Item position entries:
§

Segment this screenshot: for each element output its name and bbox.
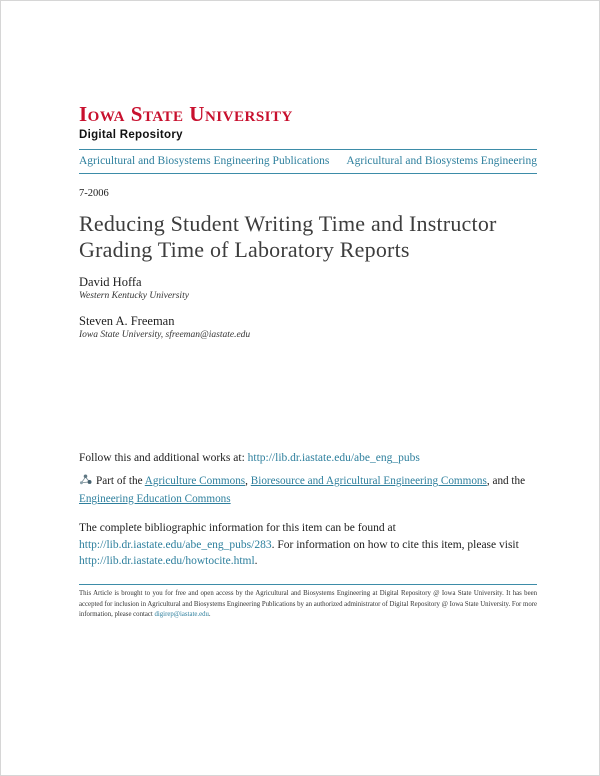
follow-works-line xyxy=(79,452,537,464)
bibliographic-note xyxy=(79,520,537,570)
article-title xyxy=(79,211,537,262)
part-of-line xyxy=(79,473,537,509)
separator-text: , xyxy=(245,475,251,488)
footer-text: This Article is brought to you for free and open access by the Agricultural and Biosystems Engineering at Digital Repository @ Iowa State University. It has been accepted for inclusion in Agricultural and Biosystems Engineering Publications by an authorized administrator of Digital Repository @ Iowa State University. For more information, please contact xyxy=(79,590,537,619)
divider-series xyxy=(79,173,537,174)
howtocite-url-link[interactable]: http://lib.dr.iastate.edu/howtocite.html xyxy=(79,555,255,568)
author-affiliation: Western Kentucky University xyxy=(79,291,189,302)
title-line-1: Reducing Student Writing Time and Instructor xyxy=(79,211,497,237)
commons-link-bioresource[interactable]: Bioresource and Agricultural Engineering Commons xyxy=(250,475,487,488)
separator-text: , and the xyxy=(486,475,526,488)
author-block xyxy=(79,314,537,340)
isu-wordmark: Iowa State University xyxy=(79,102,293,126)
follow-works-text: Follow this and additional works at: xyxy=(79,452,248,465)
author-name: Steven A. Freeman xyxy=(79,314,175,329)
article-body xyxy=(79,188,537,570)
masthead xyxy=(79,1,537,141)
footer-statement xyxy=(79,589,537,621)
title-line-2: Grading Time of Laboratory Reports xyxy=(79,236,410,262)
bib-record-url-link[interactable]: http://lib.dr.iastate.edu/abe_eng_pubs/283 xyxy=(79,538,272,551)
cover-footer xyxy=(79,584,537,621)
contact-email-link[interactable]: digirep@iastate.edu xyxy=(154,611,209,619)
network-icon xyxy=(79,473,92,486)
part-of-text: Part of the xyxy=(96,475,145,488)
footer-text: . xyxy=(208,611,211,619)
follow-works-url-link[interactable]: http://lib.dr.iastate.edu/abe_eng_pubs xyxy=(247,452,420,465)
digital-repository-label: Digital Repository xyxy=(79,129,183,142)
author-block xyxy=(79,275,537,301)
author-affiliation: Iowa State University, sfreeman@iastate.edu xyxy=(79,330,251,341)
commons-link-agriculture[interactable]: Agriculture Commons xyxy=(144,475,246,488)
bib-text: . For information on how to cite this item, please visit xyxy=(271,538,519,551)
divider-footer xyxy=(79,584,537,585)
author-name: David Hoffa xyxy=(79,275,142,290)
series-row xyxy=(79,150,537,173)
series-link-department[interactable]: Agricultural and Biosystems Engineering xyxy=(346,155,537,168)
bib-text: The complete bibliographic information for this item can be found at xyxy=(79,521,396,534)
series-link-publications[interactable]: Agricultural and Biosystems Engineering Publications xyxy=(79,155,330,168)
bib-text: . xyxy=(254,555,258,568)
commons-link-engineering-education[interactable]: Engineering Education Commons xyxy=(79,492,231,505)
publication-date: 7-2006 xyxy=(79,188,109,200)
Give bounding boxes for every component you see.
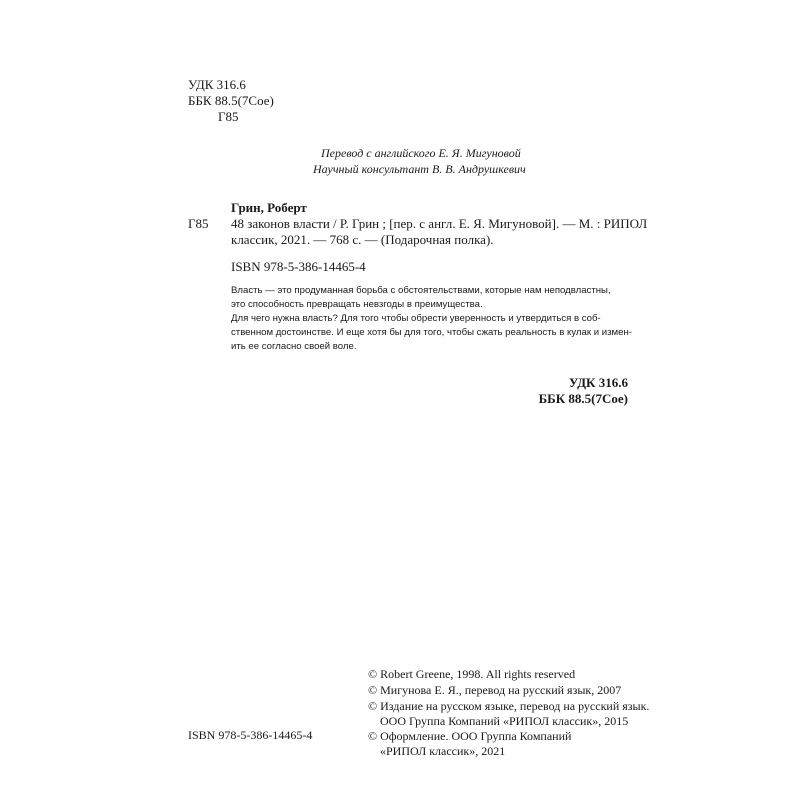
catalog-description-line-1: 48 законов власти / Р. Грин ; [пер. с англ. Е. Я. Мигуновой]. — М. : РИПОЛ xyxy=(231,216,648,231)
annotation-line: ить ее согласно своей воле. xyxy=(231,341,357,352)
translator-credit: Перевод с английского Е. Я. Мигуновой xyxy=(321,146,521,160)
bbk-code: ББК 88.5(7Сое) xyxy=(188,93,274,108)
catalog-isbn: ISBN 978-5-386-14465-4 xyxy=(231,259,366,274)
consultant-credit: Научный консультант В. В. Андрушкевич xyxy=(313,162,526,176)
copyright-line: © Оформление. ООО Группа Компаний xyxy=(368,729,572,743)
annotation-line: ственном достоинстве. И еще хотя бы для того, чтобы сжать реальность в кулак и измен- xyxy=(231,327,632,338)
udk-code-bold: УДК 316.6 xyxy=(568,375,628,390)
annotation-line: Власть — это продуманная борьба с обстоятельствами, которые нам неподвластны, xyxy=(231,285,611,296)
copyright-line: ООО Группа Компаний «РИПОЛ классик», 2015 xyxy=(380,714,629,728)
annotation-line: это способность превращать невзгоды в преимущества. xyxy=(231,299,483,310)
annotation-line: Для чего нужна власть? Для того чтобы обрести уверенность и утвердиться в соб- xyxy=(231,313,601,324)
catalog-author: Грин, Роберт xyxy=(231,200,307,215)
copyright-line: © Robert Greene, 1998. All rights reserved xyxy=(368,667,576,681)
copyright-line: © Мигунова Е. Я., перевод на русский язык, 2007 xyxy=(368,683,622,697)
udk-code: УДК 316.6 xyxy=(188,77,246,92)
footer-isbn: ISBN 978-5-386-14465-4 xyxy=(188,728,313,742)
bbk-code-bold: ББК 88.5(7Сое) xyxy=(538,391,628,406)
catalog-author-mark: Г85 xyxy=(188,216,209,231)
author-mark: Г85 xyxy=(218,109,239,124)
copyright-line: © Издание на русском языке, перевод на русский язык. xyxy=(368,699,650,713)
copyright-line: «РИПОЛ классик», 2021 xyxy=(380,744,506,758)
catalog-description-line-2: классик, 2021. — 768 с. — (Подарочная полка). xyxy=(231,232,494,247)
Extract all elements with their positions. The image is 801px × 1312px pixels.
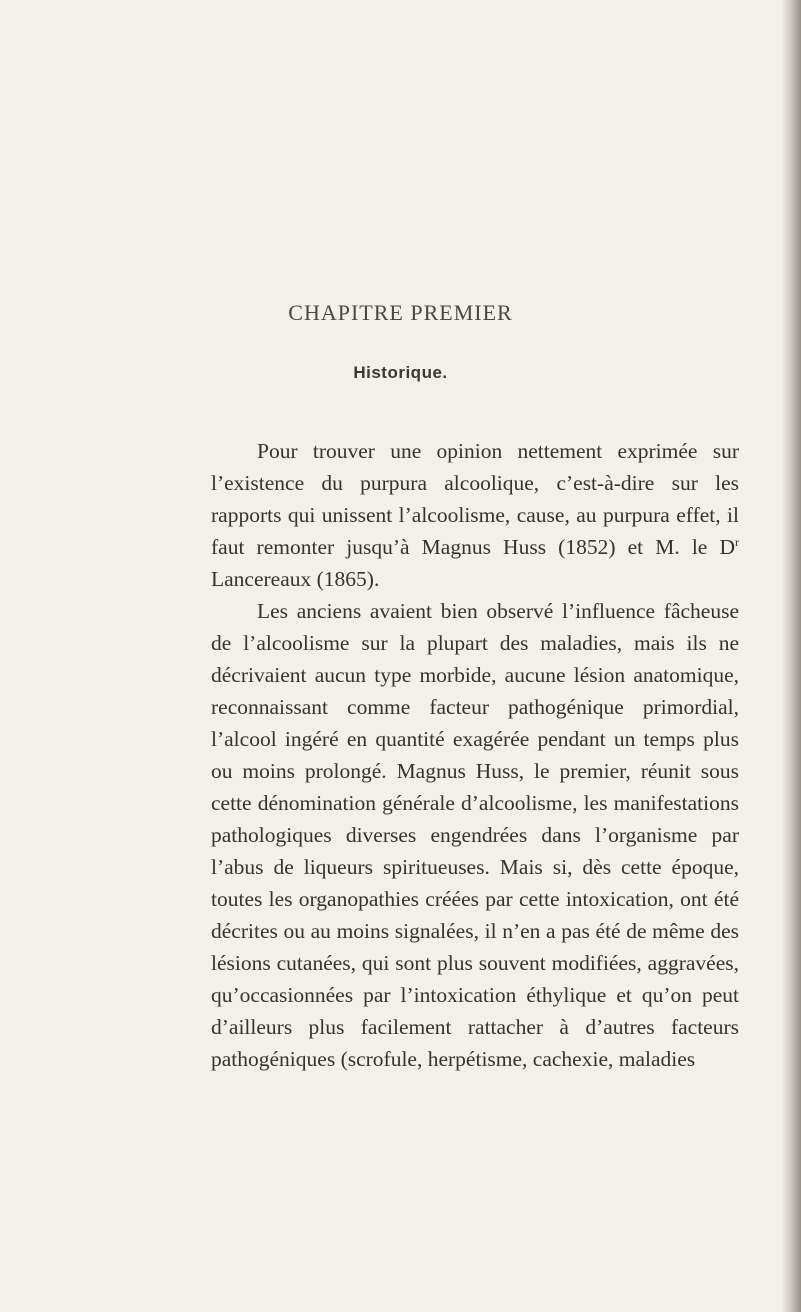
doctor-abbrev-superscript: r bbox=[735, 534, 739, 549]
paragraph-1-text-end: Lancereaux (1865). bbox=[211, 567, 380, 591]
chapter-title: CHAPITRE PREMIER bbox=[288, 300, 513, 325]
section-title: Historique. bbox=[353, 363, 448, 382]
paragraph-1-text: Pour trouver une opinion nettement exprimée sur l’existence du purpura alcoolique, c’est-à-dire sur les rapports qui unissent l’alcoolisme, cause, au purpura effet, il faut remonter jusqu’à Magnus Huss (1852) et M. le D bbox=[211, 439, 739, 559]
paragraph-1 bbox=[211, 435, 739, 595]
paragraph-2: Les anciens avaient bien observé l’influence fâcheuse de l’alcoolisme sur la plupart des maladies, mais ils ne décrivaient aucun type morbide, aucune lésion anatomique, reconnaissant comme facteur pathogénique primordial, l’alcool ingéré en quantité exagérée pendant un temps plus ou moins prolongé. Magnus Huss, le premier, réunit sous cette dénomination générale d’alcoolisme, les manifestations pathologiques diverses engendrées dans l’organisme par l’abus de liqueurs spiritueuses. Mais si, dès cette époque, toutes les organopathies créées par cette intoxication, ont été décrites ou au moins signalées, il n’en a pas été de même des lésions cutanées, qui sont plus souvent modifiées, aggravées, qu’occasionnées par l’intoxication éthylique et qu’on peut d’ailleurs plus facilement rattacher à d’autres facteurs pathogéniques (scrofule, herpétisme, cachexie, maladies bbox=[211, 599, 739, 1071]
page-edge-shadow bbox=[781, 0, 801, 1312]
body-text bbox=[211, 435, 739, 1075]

§

» THE REQUEST
Rewrite all of the material above with "author-block" changed to "author-group" wherever it occurs, keeping everything else the same. Leave out the pictures.

» RESPONSE TO THIS EXERCISE
Segment this screenshot: for each element output its name and bbox.
follow-works-line xyxy=(79,452,537,464)
bibliographic-note xyxy=(79,520,537,570)
article-title xyxy=(79,211,537,262)
part-of-line xyxy=(79,473,537,509)
separator-text: , xyxy=(245,475,251,488)
footer-text: This Article is brought to you for free and open access by the Agricultural and Biosystems Engineering at Digital Repository @ Iowa State University. It has been accepted for inclusion in Agricultural and Biosystems Engineering Publications by an authorized administrator of Digital Repository @ Iowa State University. For more information, please contact xyxy=(79,590,537,619)
divider-series xyxy=(79,173,537,174)
howtocite-url-link[interactable]: http://lib.dr.iastate.edu/howtocite.html xyxy=(79,555,255,568)
author-affiliation: Western Kentucky University xyxy=(79,291,189,302)
title-line-1: Reducing Student Writing Time and Instructor xyxy=(79,211,497,237)
commons-link-bioresource[interactable]: Bioresource and Agricultural Engineering Commons xyxy=(250,475,487,488)
separator-text: , and the xyxy=(486,475,526,488)
author-group xyxy=(79,314,537,340)
isu-wordmark: Iowa State University xyxy=(79,102,293,126)
follow-works-text: Follow this and additional works at: xyxy=(79,452,248,465)
author-name: Steven A. Freeman xyxy=(79,314,175,329)
article-body xyxy=(79,188,537,570)
masthead xyxy=(79,1,537,141)
footer-statement xyxy=(79,589,537,621)
title-line-2: Grading Time of Laboratory Reports xyxy=(79,236,410,262)
bib-record-url-link[interactable]: http://lib.dr.iastate.edu/abe_eng_pubs/283 xyxy=(79,538,272,551)
cover-footer xyxy=(79,584,537,621)
contact-email-link[interactable]: digirep@iastate.edu xyxy=(154,611,209,619)
network-icon xyxy=(79,473,92,486)
part-of-text: Part of the xyxy=(96,475,145,488)
footer-text: . xyxy=(208,611,211,619)
follow-works-url-link[interactable]: http://lib.dr.iastate.edu/abe_eng_pubs xyxy=(247,452,420,465)
digital-repository-label: Digital Repository xyxy=(79,129,183,142)
author-group xyxy=(79,275,537,301)
author-affiliation: Iowa State University, sfreeman@iastate.edu xyxy=(79,330,251,341)
commons-link-agriculture[interactable]: Agriculture Commons xyxy=(144,475,246,488)
bib-text: . For information on how to cite this item, please visit xyxy=(271,538,519,551)
divider-footer xyxy=(79,584,537,585)
author-name: David Hoffa xyxy=(79,275,142,290)
series-row xyxy=(79,150,537,173)
series-link-department[interactable]: Agricultural and Biosystems Engineering xyxy=(346,155,537,168)
bib-text: The complete bibliographic information for this item can be found at xyxy=(79,521,396,534)
series-link-publications[interactable]: Agricultural and Biosystems Engineering Publications xyxy=(79,155,330,168)
bib-text: . xyxy=(254,555,258,568)
commons-link-engineering-education[interactable]: Engineering Education Commons xyxy=(79,492,231,505)
publication-date: 7-2006 xyxy=(79,188,109,200)
Give bounding boxes for every component you see.
catalog-description-line-1: 48 законов власти / Р. Грин ; [пер. с англ. Е. Я. Мигуновой]. — М. : РИПОЛ xyxy=(231,216,648,231)
annotation-line: ить ее согласно своей воле. xyxy=(231,341,357,352)
translator-credit: Перевод с английского Е. Я. Мигуновой xyxy=(321,146,521,160)
bbk-code: ББК 88.5(7Сое) xyxy=(188,93,274,108)
catalog-isbn: ISBN 978-5-386-14465-4 xyxy=(231,259,366,274)
consultant-credit: Научный консультант В. В. Андрушкевич xyxy=(313,162,526,176)
copyright-line: © Оформление. ООО Группа Компаний xyxy=(368,729,572,743)
annotation-line: ственном достоинстве. И еще хотя бы для того, чтобы сжать реальность в кулак и измен- xyxy=(231,327,632,338)
udk-code-bold: УДК 316.6 xyxy=(568,375,628,390)
annotation-line: Власть — это продуманная борьба с обстоятельствами, которые нам неподвластны, xyxy=(231,285,611,296)
copyright-line: ООО Группа Компаний «РИПОЛ классик», 2015 xyxy=(380,714,629,728)
annotation-line: это способность превращать невзгоды в преимущества. xyxy=(231,299,483,310)
annotation-line: Для чего нужна власть? Для того чтобы обрести уверенность и утвердиться в соб- xyxy=(231,313,601,324)
catalog-author: Грин, Роберт xyxy=(231,200,307,215)
copyright-line: © Robert Greene, 1998. All rights reserved xyxy=(368,667,576,681)
copyright-line: © Мигунова Е. Я., перевод на русский язык, 2007 xyxy=(368,683,622,697)
udk-code: УДК 316.6 xyxy=(188,77,246,92)
footer-isbn: ISBN 978-5-386-14465-4 xyxy=(188,728,313,742)
bbk-code-bold: ББК 88.5(7Сое) xyxy=(538,391,628,406)
catalog-author-mark: Г85 xyxy=(188,216,209,231)
author-mark: Г85 xyxy=(218,109,239,124)
copyright-line: © Издание на русском языке, перевод на русский язык. xyxy=(368,699,650,713)
copyright-line: «РИПОЛ классик», 2021 xyxy=(380,744,506,758)
catalog-description-line-2: классик, 2021. — 768 с. — (Подарочная полка). xyxy=(231,232,494,247)
Extract all elements with their positions. The image is 801px × 1312px pixels.
doctor-abbrev-superscript: r bbox=[735, 534, 739, 549]
paragraph-1-text-end: Lancereaux (1865). bbox=[211, 567, 380, 591]
chapter-title: CHAPITRE PREMIER bbox=[288, 300, 513, 325]
section-title: Historique. bbox=[353, 363, 448, 382]
paragraph-1-text: Pour trouver une opinion nettement exprimée sur l’existence du purpura alcoolique, c’est-à-dire sur les rapports qui unissent l’alcoolisme, cause, au purpura effet, il faut remonter jusqu’à Magnus Huss (1852) et M. le D bbox=[211, 439, 739, 559]
paragraph-1 bbox=[211, 435, 739, 595]
paragraph-2: Les anciens avaient bien observé l’influence fâcheuse de l’alcoolisme sur la plupart des maladies, mais ils ne décrivaient aucun type morbide, aucune lésion anatomique, reconnaissant comme facteur pathogénique primordial, l’alcool ingéré en quantité exagérée pendant un temps plus ou moins prolongé. Magnus Huss, le premier, réunit sous cette dénomination générale d’alcoolisme, les manifestations pathologiques diverses engendrées dans l’organisme par l’abus de liqueurs spiritueuses. Mais si, dès cette époque, toutes les organopathies créées par cette intoxication, ont été décrites ou au moins signalées, il n’en a pas été de même des lésions cutanées, qui sont plus souvent modifiées, aggravées, qu’occasionnées par l’intoxication éthylique et qu’on peut d’ailleurs plus facilement rattacher à d’autres facteurs pathogéniques (scrofule, herpétisme, cachexie, maladies bbox=[211, 599, 739, 1071]
page-edge-shadow bbox=[781, 0, 801, 1312]
body-text bbox=[211, 435, 739, 1075]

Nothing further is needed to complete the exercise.